─── Exercise input ───

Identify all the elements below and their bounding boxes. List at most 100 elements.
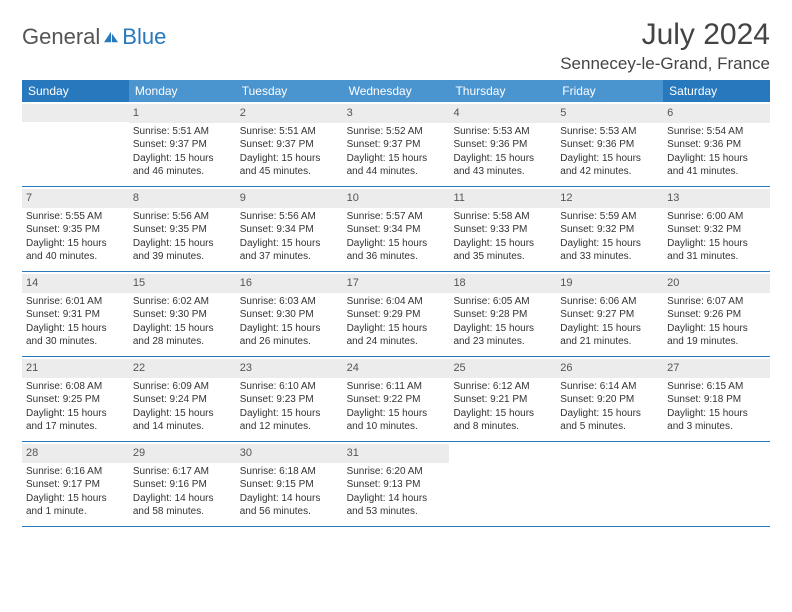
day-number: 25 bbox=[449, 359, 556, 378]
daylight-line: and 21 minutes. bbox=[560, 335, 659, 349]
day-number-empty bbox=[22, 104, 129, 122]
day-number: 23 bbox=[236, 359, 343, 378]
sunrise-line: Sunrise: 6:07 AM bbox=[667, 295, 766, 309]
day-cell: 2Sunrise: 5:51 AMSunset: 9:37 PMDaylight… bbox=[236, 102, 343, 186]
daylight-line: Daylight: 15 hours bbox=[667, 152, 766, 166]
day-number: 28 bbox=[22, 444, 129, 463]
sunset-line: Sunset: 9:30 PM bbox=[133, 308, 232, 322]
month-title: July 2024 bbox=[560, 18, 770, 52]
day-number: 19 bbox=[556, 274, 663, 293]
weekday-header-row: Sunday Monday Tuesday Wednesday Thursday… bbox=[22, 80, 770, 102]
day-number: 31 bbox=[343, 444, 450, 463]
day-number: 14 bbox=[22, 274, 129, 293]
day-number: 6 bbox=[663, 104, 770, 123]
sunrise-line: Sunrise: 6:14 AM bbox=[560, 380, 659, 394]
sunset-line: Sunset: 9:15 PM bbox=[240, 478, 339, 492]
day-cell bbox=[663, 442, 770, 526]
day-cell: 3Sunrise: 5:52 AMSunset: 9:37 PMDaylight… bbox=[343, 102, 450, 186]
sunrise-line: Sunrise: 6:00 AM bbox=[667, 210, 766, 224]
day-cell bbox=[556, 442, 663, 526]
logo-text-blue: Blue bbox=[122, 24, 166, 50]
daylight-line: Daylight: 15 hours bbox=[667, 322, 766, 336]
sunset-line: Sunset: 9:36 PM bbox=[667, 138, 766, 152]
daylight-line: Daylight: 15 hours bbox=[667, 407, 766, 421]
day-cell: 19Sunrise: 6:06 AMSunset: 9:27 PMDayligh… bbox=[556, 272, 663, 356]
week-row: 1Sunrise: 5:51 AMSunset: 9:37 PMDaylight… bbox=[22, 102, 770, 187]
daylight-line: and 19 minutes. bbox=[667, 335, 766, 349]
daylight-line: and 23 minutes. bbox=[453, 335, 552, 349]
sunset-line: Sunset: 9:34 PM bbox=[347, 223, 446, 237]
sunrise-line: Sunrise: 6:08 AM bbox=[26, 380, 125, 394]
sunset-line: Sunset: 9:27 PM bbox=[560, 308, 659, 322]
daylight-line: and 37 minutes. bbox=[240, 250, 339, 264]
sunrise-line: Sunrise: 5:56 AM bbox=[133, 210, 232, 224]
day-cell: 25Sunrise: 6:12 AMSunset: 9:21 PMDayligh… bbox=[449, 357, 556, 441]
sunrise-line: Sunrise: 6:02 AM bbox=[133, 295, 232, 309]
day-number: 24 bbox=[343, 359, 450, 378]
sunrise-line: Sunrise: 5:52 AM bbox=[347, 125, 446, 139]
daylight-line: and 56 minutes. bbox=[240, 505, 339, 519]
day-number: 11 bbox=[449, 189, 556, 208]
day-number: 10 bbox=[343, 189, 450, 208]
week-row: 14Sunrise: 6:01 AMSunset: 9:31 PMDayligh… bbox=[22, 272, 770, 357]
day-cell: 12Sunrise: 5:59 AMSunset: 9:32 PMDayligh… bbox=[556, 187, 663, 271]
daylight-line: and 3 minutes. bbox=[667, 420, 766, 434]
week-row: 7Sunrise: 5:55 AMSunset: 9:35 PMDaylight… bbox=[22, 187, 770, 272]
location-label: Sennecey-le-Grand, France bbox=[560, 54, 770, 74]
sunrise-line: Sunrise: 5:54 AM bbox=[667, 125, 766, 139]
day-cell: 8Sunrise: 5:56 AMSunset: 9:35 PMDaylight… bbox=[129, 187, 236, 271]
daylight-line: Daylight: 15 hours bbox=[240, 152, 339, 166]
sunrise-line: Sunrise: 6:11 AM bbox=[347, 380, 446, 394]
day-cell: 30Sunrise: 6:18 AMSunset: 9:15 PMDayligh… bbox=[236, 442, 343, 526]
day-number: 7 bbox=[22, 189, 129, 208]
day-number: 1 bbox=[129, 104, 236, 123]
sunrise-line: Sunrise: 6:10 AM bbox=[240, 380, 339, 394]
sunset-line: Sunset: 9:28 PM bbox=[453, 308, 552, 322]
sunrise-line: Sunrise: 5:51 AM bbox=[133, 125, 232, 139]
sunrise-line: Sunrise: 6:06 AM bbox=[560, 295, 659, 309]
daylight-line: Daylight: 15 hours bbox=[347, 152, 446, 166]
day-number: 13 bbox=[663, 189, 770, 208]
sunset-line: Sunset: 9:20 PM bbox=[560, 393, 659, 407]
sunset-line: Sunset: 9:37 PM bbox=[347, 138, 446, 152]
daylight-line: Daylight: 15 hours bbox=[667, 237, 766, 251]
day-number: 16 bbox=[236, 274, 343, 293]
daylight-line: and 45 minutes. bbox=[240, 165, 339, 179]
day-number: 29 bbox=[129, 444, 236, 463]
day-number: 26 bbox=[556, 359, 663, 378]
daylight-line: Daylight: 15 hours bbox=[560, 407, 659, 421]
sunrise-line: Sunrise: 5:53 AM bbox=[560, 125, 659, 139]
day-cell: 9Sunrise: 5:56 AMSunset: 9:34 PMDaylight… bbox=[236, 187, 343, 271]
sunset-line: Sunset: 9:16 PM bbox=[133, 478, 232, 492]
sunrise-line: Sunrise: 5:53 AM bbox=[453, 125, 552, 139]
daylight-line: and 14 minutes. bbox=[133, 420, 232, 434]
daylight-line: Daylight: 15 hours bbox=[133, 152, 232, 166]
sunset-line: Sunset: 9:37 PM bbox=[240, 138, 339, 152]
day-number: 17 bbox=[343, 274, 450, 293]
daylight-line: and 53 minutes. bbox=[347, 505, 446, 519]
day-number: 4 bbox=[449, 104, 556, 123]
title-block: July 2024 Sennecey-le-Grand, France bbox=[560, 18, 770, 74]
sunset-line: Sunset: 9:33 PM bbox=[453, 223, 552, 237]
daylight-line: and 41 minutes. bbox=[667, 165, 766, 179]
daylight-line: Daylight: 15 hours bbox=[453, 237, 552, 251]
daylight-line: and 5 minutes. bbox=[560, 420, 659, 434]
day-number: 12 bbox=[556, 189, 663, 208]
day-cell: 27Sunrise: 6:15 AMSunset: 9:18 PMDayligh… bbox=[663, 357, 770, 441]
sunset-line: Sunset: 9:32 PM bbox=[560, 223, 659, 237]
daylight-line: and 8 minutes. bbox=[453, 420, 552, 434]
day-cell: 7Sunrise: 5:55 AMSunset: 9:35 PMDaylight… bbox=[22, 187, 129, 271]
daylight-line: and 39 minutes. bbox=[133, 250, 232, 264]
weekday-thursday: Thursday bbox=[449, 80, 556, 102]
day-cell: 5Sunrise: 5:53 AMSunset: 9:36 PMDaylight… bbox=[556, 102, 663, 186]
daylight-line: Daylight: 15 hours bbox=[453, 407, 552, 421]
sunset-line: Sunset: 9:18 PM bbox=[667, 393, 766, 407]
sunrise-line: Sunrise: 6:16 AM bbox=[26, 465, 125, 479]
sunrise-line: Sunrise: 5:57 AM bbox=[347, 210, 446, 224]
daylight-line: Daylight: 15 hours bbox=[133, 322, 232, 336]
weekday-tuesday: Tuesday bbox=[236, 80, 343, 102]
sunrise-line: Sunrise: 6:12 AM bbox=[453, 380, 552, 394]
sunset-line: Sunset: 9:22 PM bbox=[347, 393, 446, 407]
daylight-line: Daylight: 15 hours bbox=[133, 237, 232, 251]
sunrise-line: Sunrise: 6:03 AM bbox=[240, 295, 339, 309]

───
─── Exercise input ───

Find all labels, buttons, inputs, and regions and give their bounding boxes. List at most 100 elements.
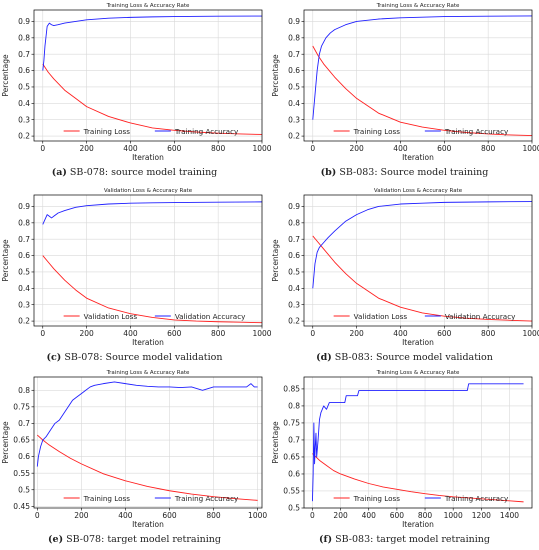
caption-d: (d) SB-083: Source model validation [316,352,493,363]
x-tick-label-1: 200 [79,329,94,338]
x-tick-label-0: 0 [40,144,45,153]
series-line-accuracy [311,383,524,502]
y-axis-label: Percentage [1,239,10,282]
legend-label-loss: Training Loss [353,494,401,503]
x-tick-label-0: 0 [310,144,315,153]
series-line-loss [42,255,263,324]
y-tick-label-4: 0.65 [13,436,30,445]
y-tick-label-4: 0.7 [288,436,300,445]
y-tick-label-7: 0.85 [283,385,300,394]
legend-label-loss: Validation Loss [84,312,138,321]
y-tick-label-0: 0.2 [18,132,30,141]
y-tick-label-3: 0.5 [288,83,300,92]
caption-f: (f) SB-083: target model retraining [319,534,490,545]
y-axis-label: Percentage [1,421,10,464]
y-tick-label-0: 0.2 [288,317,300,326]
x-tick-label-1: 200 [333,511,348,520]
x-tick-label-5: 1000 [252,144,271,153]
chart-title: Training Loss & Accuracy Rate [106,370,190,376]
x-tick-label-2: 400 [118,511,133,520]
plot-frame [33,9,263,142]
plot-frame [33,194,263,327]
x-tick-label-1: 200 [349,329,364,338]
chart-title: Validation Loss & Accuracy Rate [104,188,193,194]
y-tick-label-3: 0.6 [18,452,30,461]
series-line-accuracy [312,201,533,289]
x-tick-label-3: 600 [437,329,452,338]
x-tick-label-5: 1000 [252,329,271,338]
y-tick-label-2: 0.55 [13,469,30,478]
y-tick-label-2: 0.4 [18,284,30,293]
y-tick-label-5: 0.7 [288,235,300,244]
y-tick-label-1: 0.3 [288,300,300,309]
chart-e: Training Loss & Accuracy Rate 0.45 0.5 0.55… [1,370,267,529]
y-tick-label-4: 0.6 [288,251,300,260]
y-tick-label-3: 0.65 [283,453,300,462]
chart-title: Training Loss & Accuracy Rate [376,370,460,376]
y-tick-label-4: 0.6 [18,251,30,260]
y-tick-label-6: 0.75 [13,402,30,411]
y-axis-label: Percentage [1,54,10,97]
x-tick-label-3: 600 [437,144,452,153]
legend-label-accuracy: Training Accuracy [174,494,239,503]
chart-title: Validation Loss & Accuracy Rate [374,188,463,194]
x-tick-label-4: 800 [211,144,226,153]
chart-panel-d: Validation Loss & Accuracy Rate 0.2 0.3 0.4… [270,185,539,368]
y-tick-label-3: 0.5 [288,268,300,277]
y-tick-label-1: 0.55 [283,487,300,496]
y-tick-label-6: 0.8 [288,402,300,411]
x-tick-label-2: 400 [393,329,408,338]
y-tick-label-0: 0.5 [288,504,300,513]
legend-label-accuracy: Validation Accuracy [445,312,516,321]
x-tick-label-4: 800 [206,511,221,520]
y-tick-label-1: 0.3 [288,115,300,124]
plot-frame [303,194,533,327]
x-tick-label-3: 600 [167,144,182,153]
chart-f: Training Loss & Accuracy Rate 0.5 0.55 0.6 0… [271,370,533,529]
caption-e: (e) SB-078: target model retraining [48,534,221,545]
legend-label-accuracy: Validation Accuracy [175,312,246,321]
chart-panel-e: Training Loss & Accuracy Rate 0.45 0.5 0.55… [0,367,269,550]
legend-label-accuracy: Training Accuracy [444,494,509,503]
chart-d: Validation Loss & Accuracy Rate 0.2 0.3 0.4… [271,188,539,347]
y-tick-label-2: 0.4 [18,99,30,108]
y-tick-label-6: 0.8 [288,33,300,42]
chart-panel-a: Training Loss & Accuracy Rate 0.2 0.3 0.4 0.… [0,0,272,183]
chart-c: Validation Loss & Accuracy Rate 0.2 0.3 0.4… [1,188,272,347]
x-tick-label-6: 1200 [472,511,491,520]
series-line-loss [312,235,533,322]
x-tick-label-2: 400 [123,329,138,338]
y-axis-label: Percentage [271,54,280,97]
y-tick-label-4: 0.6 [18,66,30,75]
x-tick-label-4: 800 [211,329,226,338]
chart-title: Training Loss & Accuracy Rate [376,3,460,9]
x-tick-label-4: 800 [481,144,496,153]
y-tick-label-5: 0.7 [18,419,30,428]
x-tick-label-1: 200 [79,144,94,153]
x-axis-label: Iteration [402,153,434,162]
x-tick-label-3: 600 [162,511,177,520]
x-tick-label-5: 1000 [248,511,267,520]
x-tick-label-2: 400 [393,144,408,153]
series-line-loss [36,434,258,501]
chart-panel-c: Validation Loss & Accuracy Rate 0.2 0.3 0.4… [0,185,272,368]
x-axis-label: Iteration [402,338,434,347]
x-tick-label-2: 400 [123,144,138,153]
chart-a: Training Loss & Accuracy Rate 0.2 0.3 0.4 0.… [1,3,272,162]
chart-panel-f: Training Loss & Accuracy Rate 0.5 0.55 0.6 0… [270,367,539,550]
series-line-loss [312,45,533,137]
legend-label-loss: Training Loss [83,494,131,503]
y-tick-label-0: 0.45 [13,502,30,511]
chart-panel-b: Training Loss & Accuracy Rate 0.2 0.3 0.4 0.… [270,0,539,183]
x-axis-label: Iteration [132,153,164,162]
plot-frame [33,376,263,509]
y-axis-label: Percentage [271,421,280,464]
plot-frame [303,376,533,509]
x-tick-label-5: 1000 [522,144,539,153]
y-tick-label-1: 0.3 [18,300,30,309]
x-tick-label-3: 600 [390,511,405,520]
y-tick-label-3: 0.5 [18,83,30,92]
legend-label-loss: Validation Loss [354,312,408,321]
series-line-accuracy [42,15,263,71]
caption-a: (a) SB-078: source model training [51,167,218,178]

───

Exercise requirements: Copy the lines of data above word for word, starting at the line that contains "caption-d: (d) SB-083: Source" and ending at the line that contains "y-axis-label: Percentage [1,239,10,282]".

Written response:
caption-d: (d) SB-083: Source model validation [316,352,493,363]
x-tick-label-1: 200 [79,329,94,338]
x-tick-label-0: 0 [40,144,45,153]
series-line-accuracy [311,383,524,502]
y-axis-label: Percentage [1,239,10,282]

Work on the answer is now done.